Job>
Tally up how many lines in the listing below contain the string "kunnan", and give only the total.

Recorded data
▼

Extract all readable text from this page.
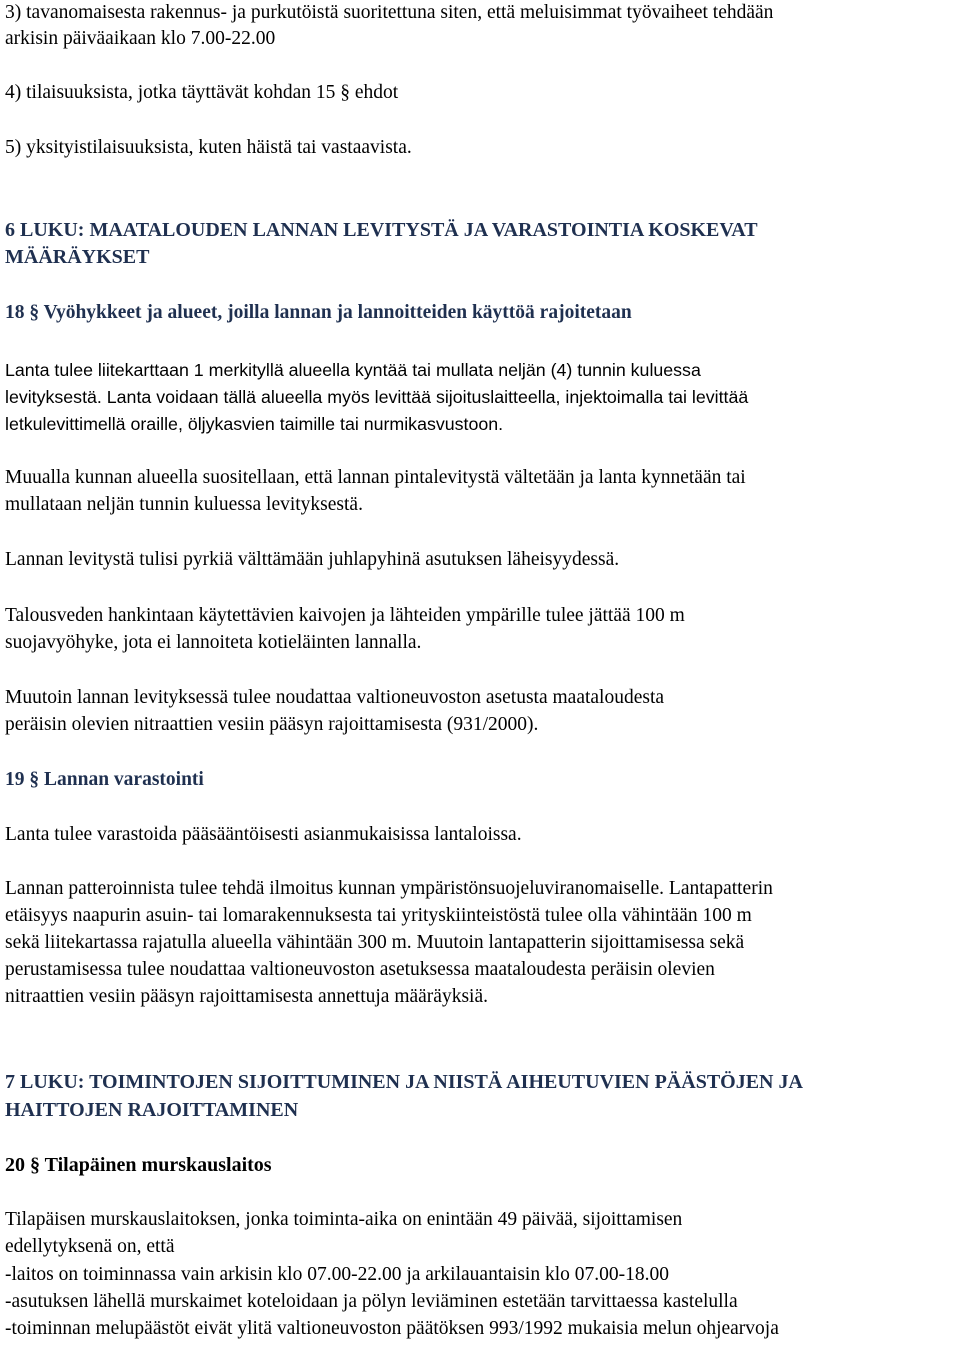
3) tavanomaisesta rakennus- ja purkutöistä suoritettuna siten, että meluisimmat työvaiheet tehdään
arkisin päiväaikaan klo 7.00-22.00
4) tilaisuuksista, jotka täyttävät kohdan 15 § ehdot
5) yksityistilaisuuksista, kuten häistä tai vastaavista.
6 LUKU: MAATALOUDEN LANNAN LEVITYSTÄ JA VARASTOINTIA KOSKEVAT
MÄÄRÄYKSET
18 § Vyöhykkeet ja alueet, joilla lannan ja lannoitteiden käyttöä rajoitetaan
Lanta tulee liitekarttaan 1 merkityllä alueella kyntää tai mullata neljän (4) tunnin kuluessa
levityksestä. Lanta voidaan tällä alueella myös levittää sijoituslaitteella, injektoimalla tai levittää
letkulevittimellä oraille, öljykasvien taimille tai nurmikasvustoon.
Muualla kunnan alueella suositellaan, että lannan pintalevitystä vältetään ja lanta kynnetään tai
mullataan neljän tunnin kuluessa levityksestä.
Lannan levitystä tulisi pyrkiä välttämään juhlapyhinä asutuksen läheisyydessä.
Talousveden hankintaan käytettävien kaivojen ja lähteiden ympärille tulee jättää 100 m
suojavyöhyke, jota ei lannoiteta kotieläinten lannalla.
Muutoin lannan levityksessä tulee noudattaa valtioneuvoston asetusta maataloudesta
peräisin olevien nitraattien vesiin pääsyn rajoittamisesta (931/2000).
19 § Lannan varastointi
Lanta tulee varastoida pääsääntöisesti asianmukaisissa lantaloissa.
Lannan patteroinnista tulee tehdä ilmoitus kunnan ympäristönsuojeluviranomaiselle. Lantapatterin
etäisyys naapurin asuin- tai lomarakennuksesta tai yrityskiinteistöstä tulee olla vähintään 100 m
sekä liitekartassa rajatulla alueella vähintään 300 m. Muutoin lantapatterin sijoittamisessa sekä
perustamisessa tulee noudattaa valtioneuvoston asetuksessa maataloudesta peräisin olevien
nitraattien vesiin pääsyn rajoittamisesta annettuja määräyksiä.
7 LUKU: TOIMINTOJEN SIJOITTUMINEN JA NIISTÄ AIHEUTUVIEN PÄÄSTÖJEN JA
HAITTOJEN RAJOITTAMINEN
20 § Tilapäinen murskauslaitos
Tilapäisen murskauslaitoksen, jonka toiminta-aika on enintään 49 päivää, sijoittamisen
edellytyksenä on, että
-laitos on toiminnassa vain arkisin klo 07.00-22.00 ja arkilauantaisin klo 07.00-18.00
-asutuksen lähellä murskaimet koteloidaan ja pölyn leviäminen estetään tarvittaessa kastelulla
-toiminnan melupäästöt eivät ylitä valtioneuvoston päätöksen 993/1992 mukaisia melun ohjearvoja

▲

Answer>
2